▶ _What the task requires_: Reproduce all entries verbatim, with nothing added or dropped.

Stored items from a collection:
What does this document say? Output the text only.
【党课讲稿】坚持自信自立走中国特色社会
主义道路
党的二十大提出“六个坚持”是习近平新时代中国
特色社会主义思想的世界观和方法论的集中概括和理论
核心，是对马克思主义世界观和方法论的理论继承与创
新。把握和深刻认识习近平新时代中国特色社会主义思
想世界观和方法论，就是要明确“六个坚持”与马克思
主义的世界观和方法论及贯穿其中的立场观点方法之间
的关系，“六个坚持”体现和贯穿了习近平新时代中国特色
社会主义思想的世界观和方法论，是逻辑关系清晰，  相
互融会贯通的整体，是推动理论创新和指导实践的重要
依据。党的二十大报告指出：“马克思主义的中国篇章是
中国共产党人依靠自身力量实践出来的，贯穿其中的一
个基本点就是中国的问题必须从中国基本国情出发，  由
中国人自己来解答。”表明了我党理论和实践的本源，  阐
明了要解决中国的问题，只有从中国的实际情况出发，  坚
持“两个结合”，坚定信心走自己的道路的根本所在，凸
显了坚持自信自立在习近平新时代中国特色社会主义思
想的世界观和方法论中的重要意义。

▶ _Complete output_:
What does this document say? Output the text only.
【党课讲稿】坚持自信自立走中国特色社会
主义道路
党的二十大提出“六个坚持”是习近平新时代中国
特色社会主义思想的世界观和方法论的集中概括和理论
核心，是对马克思主义世界观和方法论的理论继承与创
新。把握和深刻认识习近平新时代中国特色社会主义思
想世界观和方法论，就是要明确“六个坚持”与马克思
主义的世界观和方法论及贯穿其中的立场观点方法之间
的关系，“六个坚持”体现和贯穿了习近平新时代中国特色
社会主义思想的世界观和方法论，是逻辑关系清晰，  相
互融会贯通的整体，是推动理论创新和指导实践的重要
依据。党的二十大报告指出：“马克思主义的中国篇章是
中国共产党人依靠自身力量实践出来的，贯穿其中的一
个基本点就是中国的问题必须从中国基本国情出发，  由
中国人自己来解答。”表明了我党理论和实践的本源，  阐
明了要解决中国的问题，只有从中国的实际情况出发，  坚
持“两个结合”，坚定信心走自己的道路的根本所在，凸
显了坚持自信自立在习近平新时代中国特色社会主义思
想的世界观和方法论中的重要意义。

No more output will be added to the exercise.